* begin PAGE TEXT *

Overcoming Over Talking

Yesterday I began the topic of women who talk too much. Talking too much might include things like finishing someone else’s sentences, or having the last word or even one-upping them in a conversation. She may also over talk, which is continuing to talk while someone else is speaking. She may also interrupt the speaker to insert her point of view.  

Have you ever listened to yourself when you talk? Have you ever had the opportunity to observe yourself interacting with your husband or someone else? This can be very enlightening!

Very often the women who complain about their husbands exhibit these types of behaviors. This is really a serious problem in a marriage or relationship, ladies!

Some other ways women talk too much are: babbling on and on about nothing, having idle talk or gossip about others, participating in unwholesome or careless talk about immoral or unseemly things. They become busybodies, knowing everyone’s business. They may also be sarcastic and critical of others thinking they are superior to their peers.

I have seen how women respond to other women who talk too much; they are excluded and ostracized because for some reason we tend not to tolerate this from each other.

* end PAGE TEXT *
* begin PROVIDED DATA *

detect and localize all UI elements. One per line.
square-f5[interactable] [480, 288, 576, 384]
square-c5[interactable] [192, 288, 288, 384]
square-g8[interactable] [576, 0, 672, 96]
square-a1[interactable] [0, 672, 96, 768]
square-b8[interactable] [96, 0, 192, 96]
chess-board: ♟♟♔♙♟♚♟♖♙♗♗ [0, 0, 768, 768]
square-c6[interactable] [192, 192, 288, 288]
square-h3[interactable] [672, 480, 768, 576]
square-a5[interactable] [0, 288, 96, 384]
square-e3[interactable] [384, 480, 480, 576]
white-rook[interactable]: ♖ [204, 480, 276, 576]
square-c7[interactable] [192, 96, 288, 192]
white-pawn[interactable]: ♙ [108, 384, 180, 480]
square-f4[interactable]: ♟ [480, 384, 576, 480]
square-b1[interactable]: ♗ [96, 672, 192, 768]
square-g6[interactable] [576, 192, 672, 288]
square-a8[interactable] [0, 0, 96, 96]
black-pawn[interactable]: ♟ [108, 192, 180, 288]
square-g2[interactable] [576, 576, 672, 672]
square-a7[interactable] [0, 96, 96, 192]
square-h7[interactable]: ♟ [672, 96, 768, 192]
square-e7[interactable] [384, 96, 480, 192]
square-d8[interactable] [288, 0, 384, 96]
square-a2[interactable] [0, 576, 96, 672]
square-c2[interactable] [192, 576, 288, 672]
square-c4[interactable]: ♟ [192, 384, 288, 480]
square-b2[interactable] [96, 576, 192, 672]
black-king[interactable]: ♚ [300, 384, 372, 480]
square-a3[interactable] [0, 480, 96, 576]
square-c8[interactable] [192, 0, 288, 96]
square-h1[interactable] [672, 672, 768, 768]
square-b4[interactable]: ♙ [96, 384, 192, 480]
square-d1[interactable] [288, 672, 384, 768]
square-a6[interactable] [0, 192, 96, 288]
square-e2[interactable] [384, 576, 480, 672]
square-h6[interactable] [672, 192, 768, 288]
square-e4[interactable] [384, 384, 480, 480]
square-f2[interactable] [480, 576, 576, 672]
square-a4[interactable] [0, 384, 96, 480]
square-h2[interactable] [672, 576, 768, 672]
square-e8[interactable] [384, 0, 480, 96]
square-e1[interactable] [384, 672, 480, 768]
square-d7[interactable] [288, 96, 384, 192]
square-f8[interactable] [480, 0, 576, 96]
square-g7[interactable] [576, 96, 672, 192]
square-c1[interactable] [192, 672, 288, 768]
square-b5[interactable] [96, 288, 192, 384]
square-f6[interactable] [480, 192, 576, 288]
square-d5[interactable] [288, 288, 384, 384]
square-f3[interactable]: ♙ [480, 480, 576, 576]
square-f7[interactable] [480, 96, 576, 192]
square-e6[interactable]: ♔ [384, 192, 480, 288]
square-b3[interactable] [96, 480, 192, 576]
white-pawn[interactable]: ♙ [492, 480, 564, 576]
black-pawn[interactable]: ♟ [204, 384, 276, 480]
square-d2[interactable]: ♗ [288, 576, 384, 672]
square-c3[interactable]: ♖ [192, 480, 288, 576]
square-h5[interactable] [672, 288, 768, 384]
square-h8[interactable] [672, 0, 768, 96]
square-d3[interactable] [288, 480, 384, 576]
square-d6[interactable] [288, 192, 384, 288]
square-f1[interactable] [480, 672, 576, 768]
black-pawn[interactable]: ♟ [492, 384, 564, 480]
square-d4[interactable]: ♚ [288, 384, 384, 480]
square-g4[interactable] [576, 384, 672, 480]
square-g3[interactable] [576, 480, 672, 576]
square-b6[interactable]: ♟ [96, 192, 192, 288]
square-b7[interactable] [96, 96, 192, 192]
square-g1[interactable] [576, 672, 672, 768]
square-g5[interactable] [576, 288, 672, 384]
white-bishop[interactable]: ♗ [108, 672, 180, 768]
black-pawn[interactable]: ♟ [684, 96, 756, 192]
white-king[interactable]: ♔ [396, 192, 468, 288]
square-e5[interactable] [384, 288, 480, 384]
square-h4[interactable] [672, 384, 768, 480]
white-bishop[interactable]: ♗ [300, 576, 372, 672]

* end PROVIDED DATA *

**EXERCISES:**
1. Please recast the data rows, from the first row through the row that contains "black-king[interactable]: ♚ [300, 384, 372, 480]", as a JSON list of strings with one string per row and blank lines left out.
2. Carry on the piece about women who talk too much from the point where it stops.

**OUTPUTS BY TASK:**
1.
[
  "detect and localize all UI elements. One per line.",
  "square-f5[interactable] [480, 288, 576, 384]",
  "square-c5[interactable] [192, 288, 288, 384]",
  "square-g8[interactable] [576, 0, 672, 96]",
  "square-a1[interactable] [0, 672, 96, 768]",
  "square-b8[interactable] [96, 0, 192, 96]",
  "chess-board: ♟♟♔♙♟♚♟♖♙♗♗ [0, 0, 768, 768]",
  "square-c6[interactable] [192, 192, 288, 288]",
  "square-h3[interactable] [672, 480, 768, 576]",
  "square-a5[interactable] [0, 288, 96, 384]",
  "square-e3[interactable] [384, 480, 480, 576]",
  "white-rook[interactable]: ♖ [204, 480, 276, 576]",
  "square-c7[interactable] [192, 96, 288, 192]",
  "white-pawn[interactable]: ♙ [108, 384, 180, 480]",
  "square-f4[interactable]: ♟ [480, 384, 576, 480]",
  "square-b1[interactable]: ♗ [96, 672, 192, 768]",
  "square-g6[interactable] [576, 192, 672, 288]",
  "square-a8[interactable] [0, 0, 96, 96]",
  "black-pawn[interactable]: ♟ [108, 192, 180, 288]",
  "square-g2[interactable] [576, 576, 672, 672]",
  "square-a7[interactable] [0, 96, 96, 192]",
  "square-h7[interactable]: ♟ [672, 96, 768, 192]",
  "square-e7[interactable] [384, 96, 480, 192]",
  "square-d8[interactable] [288, 0, 384, 96]",
  "square-a2[interactable] [0, 576, 96, 672]",
  "square-c2[interactable] [192, 576, 288, 672]",
  "square-c4[interactable]: ♟ [192, 384, 288, 480]",
  "square-b2[interactable] [96, 576, 192, 672]",
  "black-king[interactable]: ♚ [300, 384, 372, 480]"
]

2.
The Husbands seem to respond to their wives who talk too much in a variety of ways. Some simply tolerate the behavior or ignore her as she goes on and on. Other men will yell at or berate their wives for talking too much, telling her to “shut up.”  Depending on the personality of the man, he may even adopt a passive role in the marriage; submitting to his wife out of self-preservation.

These marriages may have started out loving and wonderful, but many have become prisons of misery for everyone concerned. The wives become shrill and shrewish and the husbands become withdrawn and henpecked.

As with all matters we face, dealing with this issue begins in the heart and her life will be changed as the heart of the woman is changed by God. She must begin to change this life dominating sinful pattern by asking God to help her to see her heart. David said in Psalm 139 "see if there is any wicked way in me" and this must be her prayer too.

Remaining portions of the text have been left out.